### Task requirements
Reproduce every record exactly as it appears, but not the pictures.

### Material supplied
========

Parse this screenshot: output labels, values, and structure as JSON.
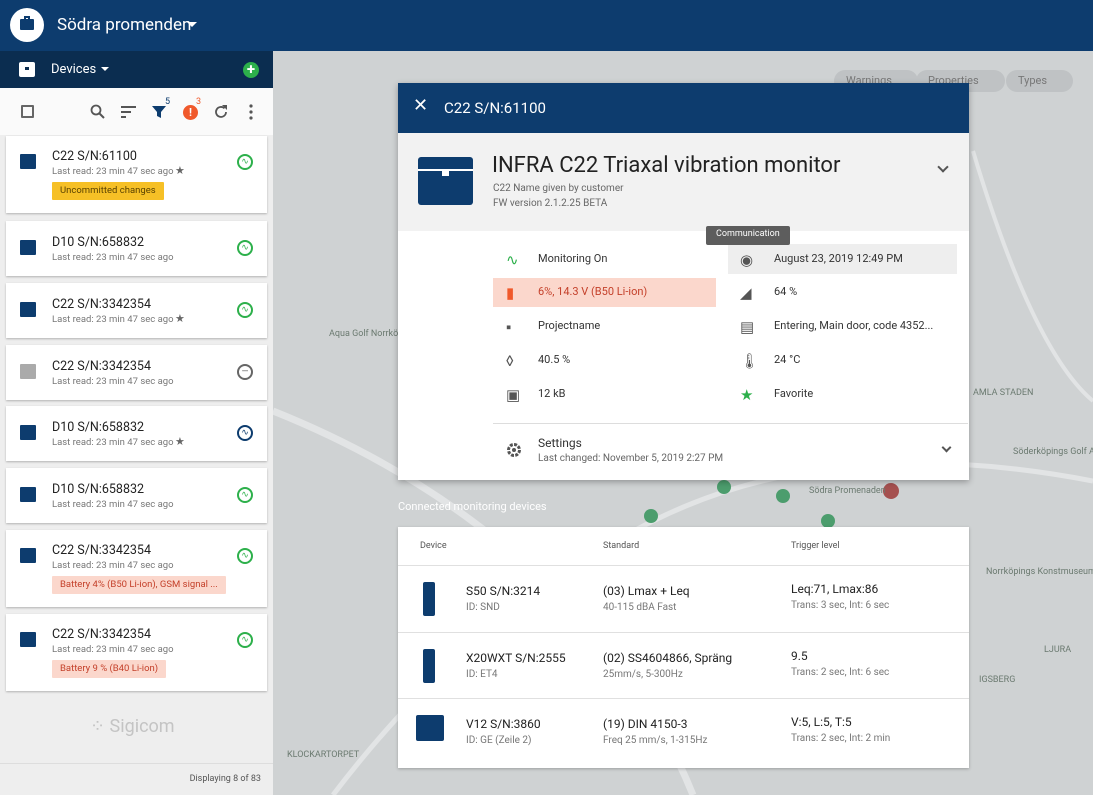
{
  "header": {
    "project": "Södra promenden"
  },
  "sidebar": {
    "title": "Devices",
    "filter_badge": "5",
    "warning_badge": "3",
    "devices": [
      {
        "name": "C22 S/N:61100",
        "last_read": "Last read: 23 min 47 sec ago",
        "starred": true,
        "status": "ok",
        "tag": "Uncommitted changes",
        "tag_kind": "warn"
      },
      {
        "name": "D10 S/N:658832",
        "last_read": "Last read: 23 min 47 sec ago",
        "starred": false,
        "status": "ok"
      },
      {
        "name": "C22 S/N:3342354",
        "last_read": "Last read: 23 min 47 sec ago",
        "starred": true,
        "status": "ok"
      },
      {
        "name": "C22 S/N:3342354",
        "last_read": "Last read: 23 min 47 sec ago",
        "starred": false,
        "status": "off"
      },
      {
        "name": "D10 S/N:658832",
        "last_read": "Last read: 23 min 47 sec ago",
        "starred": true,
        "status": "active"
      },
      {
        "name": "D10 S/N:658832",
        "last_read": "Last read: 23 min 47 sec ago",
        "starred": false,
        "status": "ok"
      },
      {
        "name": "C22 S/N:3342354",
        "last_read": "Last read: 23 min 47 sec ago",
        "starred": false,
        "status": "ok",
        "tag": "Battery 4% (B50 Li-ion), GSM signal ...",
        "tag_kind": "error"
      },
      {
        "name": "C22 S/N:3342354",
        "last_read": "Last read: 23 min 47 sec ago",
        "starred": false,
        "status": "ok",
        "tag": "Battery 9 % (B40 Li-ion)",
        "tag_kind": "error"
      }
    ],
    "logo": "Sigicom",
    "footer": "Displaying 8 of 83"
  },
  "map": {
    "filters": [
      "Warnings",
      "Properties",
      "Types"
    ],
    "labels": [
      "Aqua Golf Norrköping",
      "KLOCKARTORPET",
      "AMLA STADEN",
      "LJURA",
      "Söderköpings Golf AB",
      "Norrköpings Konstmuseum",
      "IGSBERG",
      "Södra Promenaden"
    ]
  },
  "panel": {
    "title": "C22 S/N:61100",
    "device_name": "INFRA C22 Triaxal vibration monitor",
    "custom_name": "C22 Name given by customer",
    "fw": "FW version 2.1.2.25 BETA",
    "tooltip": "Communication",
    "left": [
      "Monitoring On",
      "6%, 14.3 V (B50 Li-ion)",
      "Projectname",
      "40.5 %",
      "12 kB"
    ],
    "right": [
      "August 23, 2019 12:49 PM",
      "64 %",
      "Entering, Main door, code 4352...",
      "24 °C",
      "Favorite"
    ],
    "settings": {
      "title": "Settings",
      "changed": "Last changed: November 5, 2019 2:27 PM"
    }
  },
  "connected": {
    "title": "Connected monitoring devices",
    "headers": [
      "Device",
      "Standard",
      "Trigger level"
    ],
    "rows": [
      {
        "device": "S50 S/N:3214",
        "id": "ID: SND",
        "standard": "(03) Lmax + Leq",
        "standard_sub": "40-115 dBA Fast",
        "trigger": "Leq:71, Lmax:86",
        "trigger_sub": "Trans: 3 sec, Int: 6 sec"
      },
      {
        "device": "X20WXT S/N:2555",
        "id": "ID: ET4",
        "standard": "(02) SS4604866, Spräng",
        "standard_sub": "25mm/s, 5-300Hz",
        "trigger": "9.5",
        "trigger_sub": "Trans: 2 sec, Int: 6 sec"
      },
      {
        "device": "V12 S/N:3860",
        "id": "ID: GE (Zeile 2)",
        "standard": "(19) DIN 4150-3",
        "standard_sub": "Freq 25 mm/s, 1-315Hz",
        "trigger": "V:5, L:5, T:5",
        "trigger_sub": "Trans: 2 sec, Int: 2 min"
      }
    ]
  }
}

========

### Exercise answer
Parse this screenshot: output labels, values, and structure as JSON.
{
  "header": {
    "project": "Södra promenden"
  },
  "sidebar": {
    "title": "Devices",
    "filter_badge": "5",
    "warning_badge": "3",
    "devices": [
      {
        "name": "C22 S/N:61100",
        "last_read": "Last read: 23 min 47 sec ago",
        "starred": true,
        "status": "ok",
        "tag": "Uncommitted changes",
        "tag_kind": "warn"
      },
      {
        "name": "D10 S/N:658832",
        "last_read": "Last read: 23 min 47 sec ago",
        "starred": false,
        "status": "ok"
      },
      {
        "name": "C22 S/N:3342354",
        "last_read": "Last read: 23 min 47 sec ago",
        "starred": true,
        "status": "ok"
      },
      {
        "name": "C22 S/N:3342354",
        "last_read": "Last read: 23 min 47 sec ago",
        "starred": false,
        "status": "off"
      },
      {
        "name": "D10 S/N:658832",
        "last_read": "Last read: 23 min 47 sec ago",
        "starred": true,
        "status": "active"
      },
      {
        "name": "D10 S/N:658832",
        "last_read": "Last read: 23 min 47 sec ago",
        "starred": false,
        "status": "ok"
      },
      {
        "name": "C22 S/N:3342354",
        "last_read": "Last read: 23 min 47 sec ago",
        "starred": false,
        "status": "ok",
        "tag": "Battery 4% (B50 Li-ion), GSM signal ...",
        "tag_kind": "error"
      },
      {
        "name": "C22 S/N:3342354",
        "last_read": "Last read: 23 min 47 sec ago",
        "starred": false,
        "status": "ok",
        "tag": "Battery 9 % (B40 Li-ion)",
        "tag_kind": "error"
      }
    ],
    "logo": "Sigicom",
    "footer": "Displaying 8 of 83"
  },
  "map": {
    "filters": [
      "Warnings",
      "Properties",
      "Types"
    ],
    "labels": [
      "Aqua Golf Norrköping",
      "KLOCKARTORPET",
      "AMLA STADEN",
      "LJURA",
      "Söderköpings Golf AB",
      "Norrköpings Konstmuseum",
      "IGSBERG",
      "Södra Promenaden"
    ]
  },
  "panel": {
    "title": "C22 S/N:61100",
    "device_name": "INFRA C22 Triaxal vibration monitor",
    "custom_name": "C22 Name given by customer",
    "fw": "FW version 2.1.2.25 BETA",
    "tooltip": "Communication",
    "left": [
      "Monitoring On",
      "6%, 14.3 V (B50 Li-ion)",
      "Projectname",
      "40.5 %",
      "12 kB"
    ],
    "right": [
      "August 23, 2019 12:49 PM",
      "64 %",
      "Entering, Main door, code 4352...",
      "24 °C",
      "Favorite"
    ],
    "settings": {
      "title": "Settings",
      "changed": "Last changed: November 5, 2019 2:27 PM"
    }
  },
  "connected": {
    "title": "Connected monitoring devices",
    "headers": [
      "Device",
      "Standard",
      "Trigger level"
    ],
    "rows": [
      {
        "device": "S50 S/N:3214",
        "id": "ID: SND",
        "standard": "(03) Lmax + Leq",
        "standard_sub": "40-115 dBA Fast",
        "trigger": "Leq:71, Lmax:86",
        "trigger_sub": "Trans: 3 sec, Int: 6 sec"
      },
      {
        "device": "X20WXT S/N:2555",
        "id": "ID: ET4",
        "standard": "(02) SS4604866, Spräng",
        "standard_sub": "25mm/s, 5-300Hz",
        "trigger": "9.5",
        "trigger_sub": "Trans: 2 sec, Int: 6 sec"
      },
      {
        "device": "V12 S/N:3860",
        "id": "ID: GE (Zeile 2)",
        "standard": "(19) DIN 4150-3",
        "standard_sub": "Freq 25 mm/s, 1-315Hz",
        "trigger": "V:5, L:5, T:5",
        "trigger_sub": "Trans: 2 sec, Int: 2 min"
      }
    ]
  }
}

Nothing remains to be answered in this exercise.